■ Exercise aim ■
Leaving the pictures aside, transcribe every line below exactly.

■ Given data ■
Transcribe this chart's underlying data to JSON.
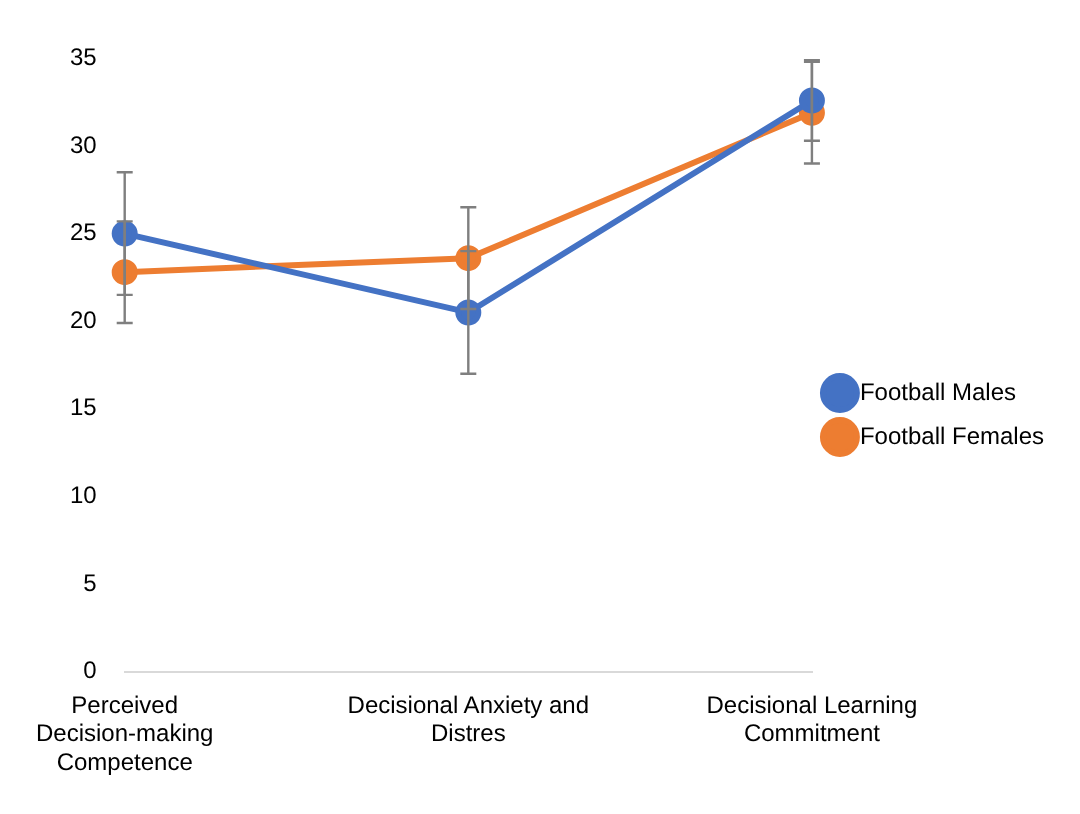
{
  "chart_data": {
    "type": "line",
    "categories": [
      "Perceived Decision-making Competence",
      "Decisional Anxiety and Distres",
      "Decisional Learning Commitment"
    ],
    "series": [
      {
        "name": "Football Males",
        "color": "#4472c4",
        "values": [
          25.0,
          20.5,
          32.6
        ],
        "errors": [
          3.5,
          3.5,
          2.3
        ]
      },
      {
        "name": "Football Females",
        "color": "#ed7d31",
        "values": [
          22.8,
          23.6,
          31.9
        ],
        "errors": [
          2.9,
          2.9,
          2.9
        ]
      }
    ],
    "ylim": [
      0,
      35
    ],
    "yticks": [
      0,
      5,
      10,
      15,
      20,
      25,
      30,
      35
    ],
    "grid": false,
    "legend": "right",
    "marker": "circle",
    "line_style": "solid"
  }
}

■ Solution for this exercise ■
Transcribe this chart's underlying data to JSON.
{
  "chart_data": {
    "type": "line",
    "categories": [
      "Perceived Decision-making Competence",
      "Decisional Anxiety and Distres",
      "Decisional Learning Commitment"
    ],
    "series": [
      {
        "name": "Football Males",
        "color": "#4472c4",
        "values": [
          25.0,
          20.5,
          32.6
        ],
        "errors": [
          3.5,
          3.5,
          2.3
        ]
      },
      {
        "name": "Football Females",
        "color": "#ed7d31",
        "values": [
          22.8,
          23.6,
          31.9
        ],
        "errors": [
          2.9,
          2.9,
          2.9
        ]
      }
    ],
    "ylim": [
      0,
      35
    ],
    "yticks": [
      0,
      5,
      10,
      15,
      20,
      25,
      30,
      35
    ],
    "grid": false,
    "legend": "right",
    "marker": "circle",
    "line_style": "solid"
  }
}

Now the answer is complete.